**Given request**: Scan the data below. Pull out each line where "addition" occurs.

**Information given**:
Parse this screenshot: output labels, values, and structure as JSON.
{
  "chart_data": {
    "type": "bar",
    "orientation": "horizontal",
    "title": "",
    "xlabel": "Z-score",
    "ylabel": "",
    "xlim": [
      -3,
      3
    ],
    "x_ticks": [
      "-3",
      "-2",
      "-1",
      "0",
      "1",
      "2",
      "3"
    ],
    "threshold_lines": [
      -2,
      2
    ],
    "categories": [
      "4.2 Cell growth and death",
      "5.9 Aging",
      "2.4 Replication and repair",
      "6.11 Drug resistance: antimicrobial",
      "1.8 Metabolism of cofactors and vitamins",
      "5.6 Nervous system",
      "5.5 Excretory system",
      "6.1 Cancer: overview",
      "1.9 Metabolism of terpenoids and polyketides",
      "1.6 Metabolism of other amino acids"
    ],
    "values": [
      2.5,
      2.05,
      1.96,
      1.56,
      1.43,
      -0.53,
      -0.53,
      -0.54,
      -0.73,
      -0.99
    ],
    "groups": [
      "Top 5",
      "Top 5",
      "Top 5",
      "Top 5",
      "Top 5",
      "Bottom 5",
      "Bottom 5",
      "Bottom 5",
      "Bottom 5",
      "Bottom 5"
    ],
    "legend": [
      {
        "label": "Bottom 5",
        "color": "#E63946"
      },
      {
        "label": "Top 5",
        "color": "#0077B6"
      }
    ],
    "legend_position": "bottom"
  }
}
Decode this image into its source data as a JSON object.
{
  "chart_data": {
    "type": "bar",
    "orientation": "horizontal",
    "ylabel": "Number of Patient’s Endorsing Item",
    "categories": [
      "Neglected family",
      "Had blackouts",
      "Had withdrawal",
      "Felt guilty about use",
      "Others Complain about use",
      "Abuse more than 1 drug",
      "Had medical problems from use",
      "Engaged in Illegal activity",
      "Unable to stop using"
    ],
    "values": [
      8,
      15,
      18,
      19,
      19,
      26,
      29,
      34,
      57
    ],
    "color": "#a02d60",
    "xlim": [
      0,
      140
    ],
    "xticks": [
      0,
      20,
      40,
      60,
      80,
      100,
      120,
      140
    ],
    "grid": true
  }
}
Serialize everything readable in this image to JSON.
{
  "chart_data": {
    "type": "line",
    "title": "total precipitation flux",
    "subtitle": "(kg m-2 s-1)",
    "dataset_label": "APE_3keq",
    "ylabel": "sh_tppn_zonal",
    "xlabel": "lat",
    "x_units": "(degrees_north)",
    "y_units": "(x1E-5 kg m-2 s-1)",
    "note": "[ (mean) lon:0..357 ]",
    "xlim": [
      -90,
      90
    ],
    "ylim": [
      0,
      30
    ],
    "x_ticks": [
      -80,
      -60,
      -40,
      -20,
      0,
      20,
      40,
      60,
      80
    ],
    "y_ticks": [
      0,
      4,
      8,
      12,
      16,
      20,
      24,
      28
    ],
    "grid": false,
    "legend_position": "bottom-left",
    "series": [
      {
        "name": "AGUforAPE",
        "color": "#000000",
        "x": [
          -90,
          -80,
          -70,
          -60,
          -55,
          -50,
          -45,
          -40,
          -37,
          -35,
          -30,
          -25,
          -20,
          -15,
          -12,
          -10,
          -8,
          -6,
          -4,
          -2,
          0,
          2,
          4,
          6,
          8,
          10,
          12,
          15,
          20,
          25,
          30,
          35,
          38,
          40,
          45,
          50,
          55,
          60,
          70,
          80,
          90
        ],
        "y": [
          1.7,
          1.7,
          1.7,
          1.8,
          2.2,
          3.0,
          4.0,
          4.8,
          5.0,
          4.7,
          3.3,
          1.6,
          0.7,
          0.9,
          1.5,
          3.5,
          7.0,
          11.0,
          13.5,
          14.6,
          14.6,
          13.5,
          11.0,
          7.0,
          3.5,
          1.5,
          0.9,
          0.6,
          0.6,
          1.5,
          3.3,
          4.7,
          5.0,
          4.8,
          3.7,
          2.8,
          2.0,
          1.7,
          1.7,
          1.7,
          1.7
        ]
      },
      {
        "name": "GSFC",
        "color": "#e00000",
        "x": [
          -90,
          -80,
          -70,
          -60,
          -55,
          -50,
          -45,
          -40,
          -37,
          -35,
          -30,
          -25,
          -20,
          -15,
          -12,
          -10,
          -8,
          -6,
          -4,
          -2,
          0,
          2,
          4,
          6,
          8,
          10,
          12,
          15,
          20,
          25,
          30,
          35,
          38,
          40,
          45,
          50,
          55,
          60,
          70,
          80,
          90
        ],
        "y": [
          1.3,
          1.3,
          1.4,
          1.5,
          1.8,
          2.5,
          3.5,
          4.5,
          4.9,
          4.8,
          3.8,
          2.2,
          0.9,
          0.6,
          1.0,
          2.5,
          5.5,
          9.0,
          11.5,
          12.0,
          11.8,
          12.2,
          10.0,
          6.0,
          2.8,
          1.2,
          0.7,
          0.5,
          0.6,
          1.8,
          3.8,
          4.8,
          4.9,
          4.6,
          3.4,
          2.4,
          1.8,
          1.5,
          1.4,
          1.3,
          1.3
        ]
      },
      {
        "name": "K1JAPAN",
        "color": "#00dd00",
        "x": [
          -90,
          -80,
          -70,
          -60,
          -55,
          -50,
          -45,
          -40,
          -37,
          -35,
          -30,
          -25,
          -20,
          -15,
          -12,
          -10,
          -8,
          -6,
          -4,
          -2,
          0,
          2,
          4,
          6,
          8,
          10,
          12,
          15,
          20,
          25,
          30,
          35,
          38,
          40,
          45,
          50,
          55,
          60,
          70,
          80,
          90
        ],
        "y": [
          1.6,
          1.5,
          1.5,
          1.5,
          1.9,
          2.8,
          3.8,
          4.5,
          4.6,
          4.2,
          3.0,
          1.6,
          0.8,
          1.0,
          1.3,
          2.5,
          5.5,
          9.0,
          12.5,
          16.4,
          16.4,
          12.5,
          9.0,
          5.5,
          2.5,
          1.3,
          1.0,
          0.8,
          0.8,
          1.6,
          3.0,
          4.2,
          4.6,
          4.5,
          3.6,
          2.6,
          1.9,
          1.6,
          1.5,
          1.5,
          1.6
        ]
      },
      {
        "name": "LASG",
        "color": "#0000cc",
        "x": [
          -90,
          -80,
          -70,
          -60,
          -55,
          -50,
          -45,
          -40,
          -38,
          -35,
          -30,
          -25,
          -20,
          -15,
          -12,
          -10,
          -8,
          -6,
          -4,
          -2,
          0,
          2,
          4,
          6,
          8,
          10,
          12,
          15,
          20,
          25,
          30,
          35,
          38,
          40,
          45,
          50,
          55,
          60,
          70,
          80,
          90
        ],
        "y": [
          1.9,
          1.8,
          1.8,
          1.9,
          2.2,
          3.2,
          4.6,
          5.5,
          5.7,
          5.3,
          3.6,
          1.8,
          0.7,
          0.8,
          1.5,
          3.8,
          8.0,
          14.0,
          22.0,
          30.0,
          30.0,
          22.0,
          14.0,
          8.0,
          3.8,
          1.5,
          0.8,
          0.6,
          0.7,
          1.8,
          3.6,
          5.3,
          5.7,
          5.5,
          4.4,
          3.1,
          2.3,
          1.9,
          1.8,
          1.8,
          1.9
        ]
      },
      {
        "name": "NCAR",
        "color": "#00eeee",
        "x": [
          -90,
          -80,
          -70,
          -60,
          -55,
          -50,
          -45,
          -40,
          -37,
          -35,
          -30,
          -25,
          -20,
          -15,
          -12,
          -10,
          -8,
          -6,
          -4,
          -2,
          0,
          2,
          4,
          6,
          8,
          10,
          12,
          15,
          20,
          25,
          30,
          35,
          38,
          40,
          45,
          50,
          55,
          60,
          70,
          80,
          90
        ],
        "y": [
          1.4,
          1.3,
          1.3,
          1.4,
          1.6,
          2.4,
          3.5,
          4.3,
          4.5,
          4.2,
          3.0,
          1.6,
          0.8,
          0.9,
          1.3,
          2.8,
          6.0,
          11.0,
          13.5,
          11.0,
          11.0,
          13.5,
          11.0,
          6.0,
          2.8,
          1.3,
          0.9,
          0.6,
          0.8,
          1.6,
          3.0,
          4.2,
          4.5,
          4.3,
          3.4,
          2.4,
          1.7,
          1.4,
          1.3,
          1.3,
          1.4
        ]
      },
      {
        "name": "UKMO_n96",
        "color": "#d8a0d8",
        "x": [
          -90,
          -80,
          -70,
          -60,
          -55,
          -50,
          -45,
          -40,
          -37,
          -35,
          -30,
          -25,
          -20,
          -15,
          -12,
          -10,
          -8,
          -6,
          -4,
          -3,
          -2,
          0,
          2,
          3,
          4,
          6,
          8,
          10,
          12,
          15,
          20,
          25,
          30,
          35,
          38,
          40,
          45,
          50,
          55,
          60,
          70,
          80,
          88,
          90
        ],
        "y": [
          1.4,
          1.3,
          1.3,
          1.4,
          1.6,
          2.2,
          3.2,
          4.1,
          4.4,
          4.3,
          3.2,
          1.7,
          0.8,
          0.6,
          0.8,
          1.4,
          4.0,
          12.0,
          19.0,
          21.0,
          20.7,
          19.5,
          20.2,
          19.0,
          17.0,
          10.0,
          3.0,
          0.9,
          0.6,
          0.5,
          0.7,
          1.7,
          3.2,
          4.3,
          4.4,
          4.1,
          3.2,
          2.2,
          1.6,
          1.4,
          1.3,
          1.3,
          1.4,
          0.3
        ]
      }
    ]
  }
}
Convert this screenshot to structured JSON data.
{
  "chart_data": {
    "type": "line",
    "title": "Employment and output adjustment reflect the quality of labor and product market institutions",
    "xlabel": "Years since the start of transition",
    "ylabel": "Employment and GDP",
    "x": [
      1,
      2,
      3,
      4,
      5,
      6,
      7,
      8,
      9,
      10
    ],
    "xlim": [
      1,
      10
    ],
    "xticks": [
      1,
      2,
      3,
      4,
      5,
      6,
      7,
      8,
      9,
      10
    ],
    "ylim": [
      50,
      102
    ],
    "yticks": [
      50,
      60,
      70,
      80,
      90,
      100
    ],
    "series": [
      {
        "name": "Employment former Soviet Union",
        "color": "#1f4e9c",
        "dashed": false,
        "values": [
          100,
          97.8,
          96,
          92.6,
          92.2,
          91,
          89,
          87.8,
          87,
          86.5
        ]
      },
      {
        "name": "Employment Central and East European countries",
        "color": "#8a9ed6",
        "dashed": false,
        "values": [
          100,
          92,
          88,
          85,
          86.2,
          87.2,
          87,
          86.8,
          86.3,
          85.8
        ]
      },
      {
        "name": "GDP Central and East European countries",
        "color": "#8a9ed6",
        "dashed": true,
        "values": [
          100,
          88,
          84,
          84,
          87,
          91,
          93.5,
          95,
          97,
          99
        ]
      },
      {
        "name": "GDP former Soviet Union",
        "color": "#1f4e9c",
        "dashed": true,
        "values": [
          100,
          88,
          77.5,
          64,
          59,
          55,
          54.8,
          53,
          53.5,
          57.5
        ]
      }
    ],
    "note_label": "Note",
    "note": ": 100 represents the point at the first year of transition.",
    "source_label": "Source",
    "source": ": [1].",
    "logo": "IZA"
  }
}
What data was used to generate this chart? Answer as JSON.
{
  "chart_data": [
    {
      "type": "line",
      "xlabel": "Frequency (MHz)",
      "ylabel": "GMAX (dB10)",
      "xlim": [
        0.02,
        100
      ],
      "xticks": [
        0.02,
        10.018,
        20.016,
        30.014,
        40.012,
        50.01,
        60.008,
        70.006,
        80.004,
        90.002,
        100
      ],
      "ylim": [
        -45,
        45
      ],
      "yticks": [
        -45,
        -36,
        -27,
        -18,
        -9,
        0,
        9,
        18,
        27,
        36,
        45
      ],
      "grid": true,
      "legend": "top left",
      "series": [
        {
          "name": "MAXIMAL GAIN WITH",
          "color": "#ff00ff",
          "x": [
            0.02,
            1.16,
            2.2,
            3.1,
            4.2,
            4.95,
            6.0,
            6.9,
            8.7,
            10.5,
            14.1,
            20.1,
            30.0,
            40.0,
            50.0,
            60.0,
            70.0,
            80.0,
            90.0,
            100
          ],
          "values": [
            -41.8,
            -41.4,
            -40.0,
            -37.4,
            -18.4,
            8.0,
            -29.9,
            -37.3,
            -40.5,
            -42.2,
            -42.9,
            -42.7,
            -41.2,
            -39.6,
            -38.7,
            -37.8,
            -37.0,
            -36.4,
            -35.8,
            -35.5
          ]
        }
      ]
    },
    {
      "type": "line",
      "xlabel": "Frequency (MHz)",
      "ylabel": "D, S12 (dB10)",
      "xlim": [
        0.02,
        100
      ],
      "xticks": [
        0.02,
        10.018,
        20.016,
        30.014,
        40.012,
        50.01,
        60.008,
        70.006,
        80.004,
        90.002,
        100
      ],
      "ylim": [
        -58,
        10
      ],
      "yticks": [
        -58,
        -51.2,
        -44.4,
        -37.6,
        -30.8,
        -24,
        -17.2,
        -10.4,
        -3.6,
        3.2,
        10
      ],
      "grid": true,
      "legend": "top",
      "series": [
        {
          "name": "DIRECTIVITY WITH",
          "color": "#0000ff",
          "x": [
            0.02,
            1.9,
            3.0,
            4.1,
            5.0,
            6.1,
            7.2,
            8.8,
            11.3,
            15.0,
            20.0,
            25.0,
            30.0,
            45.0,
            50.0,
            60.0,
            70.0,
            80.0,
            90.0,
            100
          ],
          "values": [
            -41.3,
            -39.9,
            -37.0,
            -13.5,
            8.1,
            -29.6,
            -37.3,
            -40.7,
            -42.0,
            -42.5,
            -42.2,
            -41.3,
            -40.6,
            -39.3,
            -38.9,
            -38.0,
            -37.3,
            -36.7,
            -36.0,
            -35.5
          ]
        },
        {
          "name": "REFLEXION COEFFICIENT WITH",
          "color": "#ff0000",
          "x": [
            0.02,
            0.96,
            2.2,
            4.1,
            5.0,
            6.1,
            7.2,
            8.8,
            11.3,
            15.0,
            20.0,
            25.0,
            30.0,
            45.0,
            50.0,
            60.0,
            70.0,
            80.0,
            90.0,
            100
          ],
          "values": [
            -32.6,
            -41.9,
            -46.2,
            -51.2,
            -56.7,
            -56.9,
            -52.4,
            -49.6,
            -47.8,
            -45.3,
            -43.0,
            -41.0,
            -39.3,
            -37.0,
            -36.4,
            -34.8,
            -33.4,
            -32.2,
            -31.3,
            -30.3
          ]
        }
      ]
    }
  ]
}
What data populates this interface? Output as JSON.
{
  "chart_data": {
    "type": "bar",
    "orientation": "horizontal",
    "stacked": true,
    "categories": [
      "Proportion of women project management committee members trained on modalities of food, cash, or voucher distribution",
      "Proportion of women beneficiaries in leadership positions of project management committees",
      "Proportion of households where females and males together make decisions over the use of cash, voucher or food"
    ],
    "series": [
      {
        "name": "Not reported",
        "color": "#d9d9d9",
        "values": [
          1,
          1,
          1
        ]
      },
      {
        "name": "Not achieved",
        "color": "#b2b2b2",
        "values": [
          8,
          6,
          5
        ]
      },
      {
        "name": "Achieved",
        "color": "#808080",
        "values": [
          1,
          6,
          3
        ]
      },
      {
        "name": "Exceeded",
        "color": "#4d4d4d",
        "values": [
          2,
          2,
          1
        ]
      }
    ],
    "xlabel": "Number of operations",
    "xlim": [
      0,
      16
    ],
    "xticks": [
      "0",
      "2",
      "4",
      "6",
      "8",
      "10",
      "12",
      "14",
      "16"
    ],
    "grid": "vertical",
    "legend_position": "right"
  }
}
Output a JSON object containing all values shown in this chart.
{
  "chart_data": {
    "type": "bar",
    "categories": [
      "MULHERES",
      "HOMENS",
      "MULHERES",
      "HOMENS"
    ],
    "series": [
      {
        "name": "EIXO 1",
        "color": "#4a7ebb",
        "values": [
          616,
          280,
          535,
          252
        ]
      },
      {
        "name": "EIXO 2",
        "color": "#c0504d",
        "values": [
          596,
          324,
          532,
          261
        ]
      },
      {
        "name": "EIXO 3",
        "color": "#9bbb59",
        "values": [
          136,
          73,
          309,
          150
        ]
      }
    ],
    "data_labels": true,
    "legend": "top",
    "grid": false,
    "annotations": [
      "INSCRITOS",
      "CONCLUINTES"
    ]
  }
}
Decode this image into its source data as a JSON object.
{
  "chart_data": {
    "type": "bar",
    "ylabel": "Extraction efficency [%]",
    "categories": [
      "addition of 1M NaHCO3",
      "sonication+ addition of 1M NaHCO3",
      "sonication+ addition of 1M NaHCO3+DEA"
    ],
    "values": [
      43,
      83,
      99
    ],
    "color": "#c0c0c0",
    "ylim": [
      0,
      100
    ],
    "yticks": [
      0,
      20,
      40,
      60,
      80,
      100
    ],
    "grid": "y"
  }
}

**Finished exercise**:
      "addition of 1M NaHCO3",
      "sonication+ addition of 1M NaHCO3",
      "sonication+ addition of 1M NaHCO3+DEA"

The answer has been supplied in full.